━━ Data supplied
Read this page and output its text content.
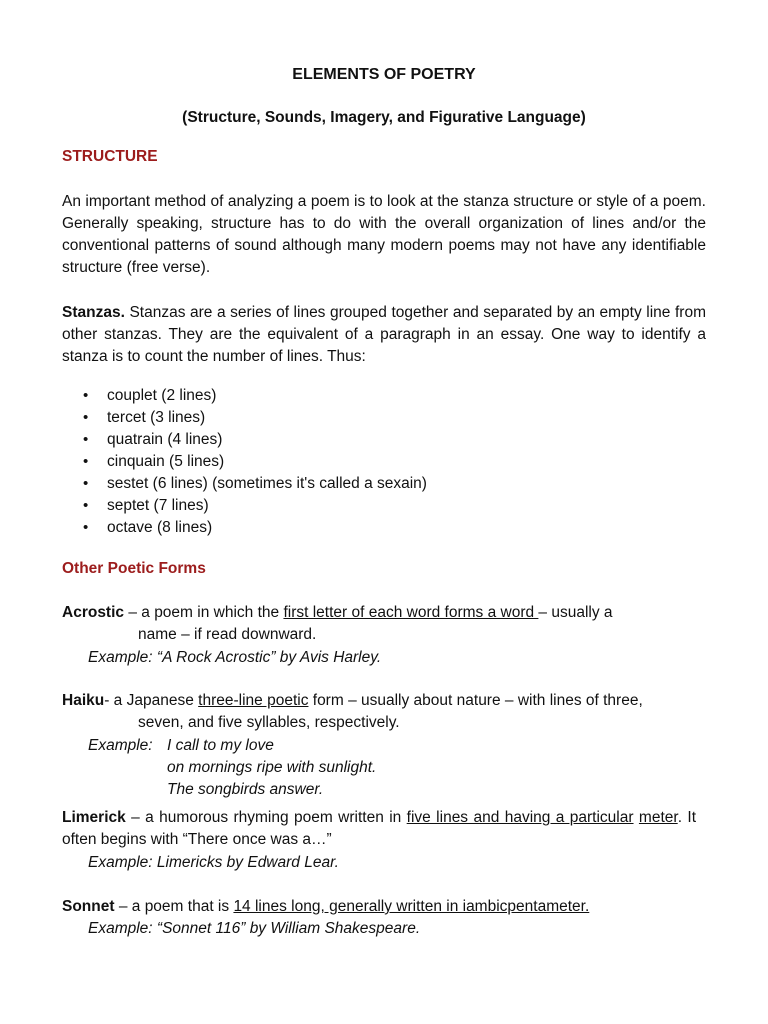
ELEMENTS OF POETRY

(Structure, Sounds, Imagery, and Figurative Language)

STRUCTURE

An important method of analyzing a poem is to look at the stanza structure or style of a poem. Generally speaking, structure has to do with the overall organization of lines and/or the conventional patterns of sound although many modern poems may not have any identifiable structure (free verse).

Stanzas. Stanzas are a series of lines grouped together and separated by an empty line from other stanzas. They are the equivalent of a paragraph in an essay. One way to identify a stanza is to count the number of lines. Thus:

• couplet (2 lines)
• tercet (3 lines)
• quatrain (4 lines)
• cinquain (5 lines)
• sestet (6 lines) (sometimes it's called a sexain)
• septet (7 lines)
• octave (8 lines)
Other Poetic Forms

Acrostic – a poem in which the first letter of each word forms a word – usually a
name – if read downward.

Example: “A Rock Acrostic” by Avis Harley.

Haiku- a Japanese three-line poetic form – usually about nature – with lines of three,
seven, and five syllables, respectively.

Example: I call to my love

on mornings ripe with sunlight.

The songbirds answer.

Limerick – a humorous rhyming poem written in five lines and having a particular meter. It often begins with “There once was a…”

Example: Limericks by Edward Lear.

Sonnet – a poem that is 14 lines long, generally written in iambicpentameter.

Example: “Sonnet 116” by William Shakespeare.
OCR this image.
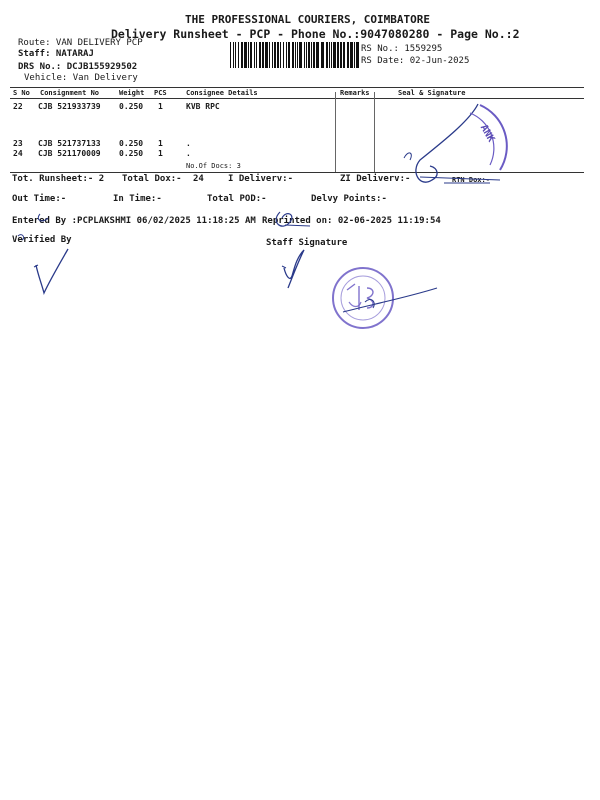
THE PROFESSIONAL COURIERS, COIMBATORE
Delivery Runsheet - PCP - Phone No.:9047080280 - Page No.:2
Route: VAN DELIVERY PCP
Staff: NATARAJ
DRS No.: DCJB155929502
Vehicle: Van Delivery
RS No.: 1559295
RS Date: 02-Jun-2025
S No Consignment No	Weight PCS	Consignee Details	Remarks	Seal & Signature
22 CJB 521933739 0.250 1	KVB RPC
23 CJB 521737133 0.250 1	.
24 CJB 521170009 0.250 1	.
No.Of Docs: 3
Tot. Runsheet:- 2 Total Dox:- 24	I Deliverv:-	ZI Deliverv:-	RTN Dox:-
Out Time:-	In Time:-	Total POD:-	Delvy Points:-
Entered By :PCPLAKSHMI 06/02/2025 11:18:25 AM Reprinted on: 02-06-2025 11:19:54
Verified By	Staff Signature
ANK
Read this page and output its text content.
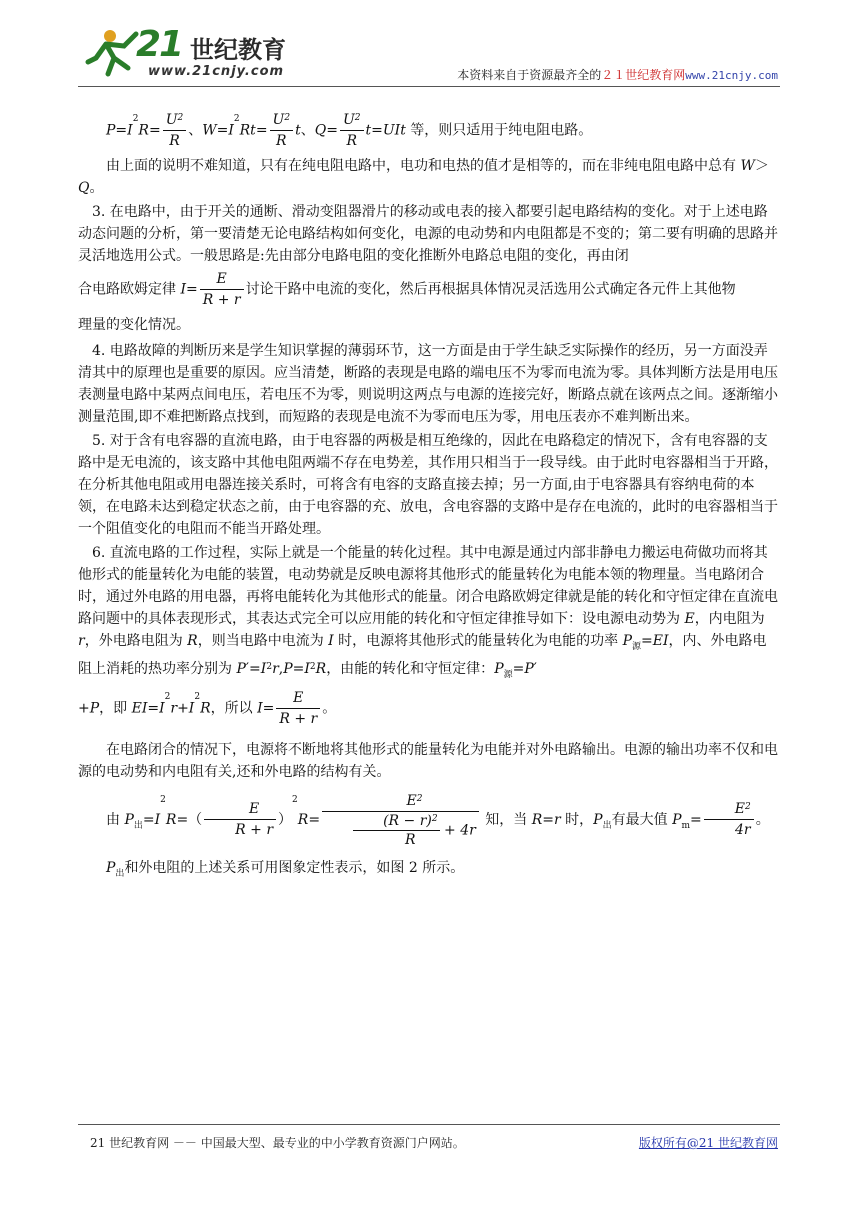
21 世纪教育
www.21cnjy.com	本资料来自于资源最齐全的２１世纪教育网www.21cnjy.com

$P=I^2R= \frac{U^2}{R}$ 、$W=I^2Rt= \frac{U^2}{R}$ t、$Q= \frac{U^2}{R} t=UIt$ 等，则只适用于纯电阻电路。

由上面的说明不难知道，只有在纯电阻电路中，电功和电热的值才是相等的，而在非纯电阻电路中总有 W＞Q。

3. 在电路中，由于开关的通断、滑动变阻器滑片的移动或电表的接入都要引起电路结构的变化。对于上述电路动态问题的分析，第一要清楚无论电路结构如何变化，电源的电动势和内电阻都是不变的；第二要有明确的思路并灵活地选用公式。一般思路是:先由部分电路电阻的变化推断外电路总电阻的变化，再由闭

合电路欧姆定律 $I= \frac{E}{R + r}$ 讨论干路中电流的变化，然后再根据具体情况灵活选用公式确定各元件上其他物

理量的变化情况。

4. 电路故障的判断历来是学生知识掌握的薄弱环节，这一方面是由于学生缺乏实际操作的经历，另一方面没弄清其中的原理也是重要的原因。应当清楚，断路的表现是电路的端电压不为零而电流为零。具体判断方法是用电压表测量电路中某两点间电压，若电压不为零，则说明这两点与电源的连接完好，断路点就在该两点之间。逐渐缩小测量范围,即不难把断路点找到，而短路的表现是电流不为零而电压为零，用电压表亦不难判断出来。

5. 对于含有电容器的直流电路，由于电容器的两极是相互绝缘的，因此在电路稳定的情况下，含有电容器的支路中是无电流的，该支路中其他电阻两端不存在电势差，其作用只相当于一段导线。由于此时电容器相当于开路，在分析其他电阻或用电器连接关系时，可将含有电容的支路直接去掉；另一方面,由于电容器具有容纳电荷的本领，在电路未达到稳定状态之前，由于电容器的充、放电，含电容器的支路中是存在电流的，此时的电容器相当于一个阻值变化的电阻而不能当开路处理。

6. 直流电路的工作过程，实际上就是一个能量的转化过程。其中电源是通过内部非静电力搬运电荷做功而将其他形式的能量转化为电能的装置，电动势就是反映电源将其他形式的能量转化为电能本领的物理量。当电路闭合时，通过外电路的用电器，再将电能转化为其他形式的能量。闭合电路欧姆定律就是能的转化和守恒定律在直流电路问题中的具体表现形式，其表达式完全可以应用能的转化和守恒定律推导如下：设电源电动势为 E，内电阻为 r，外电路电阻为 R，则当电路中电流为 I 时，电源将其他形式的能量转化为电能的功率 $P_源=EI$，内、外电路电阻上消耗的热功率分别为 $P'=I^2r,P=I^2R$，由能的转化和守恒定律：$P_源=P'$

+P，即 $EI=I^2r+I^2R$，所以 $I= \frac{E}{R + r}$ 。

在电路闭合的情况下，电源将不断地将其他形式的能量转化为电能并对外电路输出。电源的输出功率不仅和电源的电动势和内电阻有关,还和外电路的结构有关。

由 $P_出=I^2R=( \frac{E}{R + r} )^2R= \frac{E^2}{\frac{(R - r)^2}{R} + 4r}$ 知，当 R=r 时，$P_出$有最大值 $P_m= \frac{E^2}{4r}$ 。

$P_出$和外电阻的上述关系可用图象定性表示，如图 2 所示。

21 世纪教育网 －－ 中国最大型、最专业的中小学教育资源门户网站。	版权所有@21 世纪教育网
━━━━
Task directions: Search the data above for the word "with", then gather each line in which it appears.

Output of the task:
An important method of analyzing a poem is to look at the stanza structure or style of a poem. Generally speaking, structure has to do with the overall organization of lines and/or the conventional patterns of sound although many modern poems may not have any identifiable structure (free verse).
Haiku- a Japanese three-line poetic form – usually about nature – with lines of three,
on mornings ripe with sunlight.
Limerick – a humorous rhyming poem written in five lines and having a particular meter. It often begins with “There once was a…”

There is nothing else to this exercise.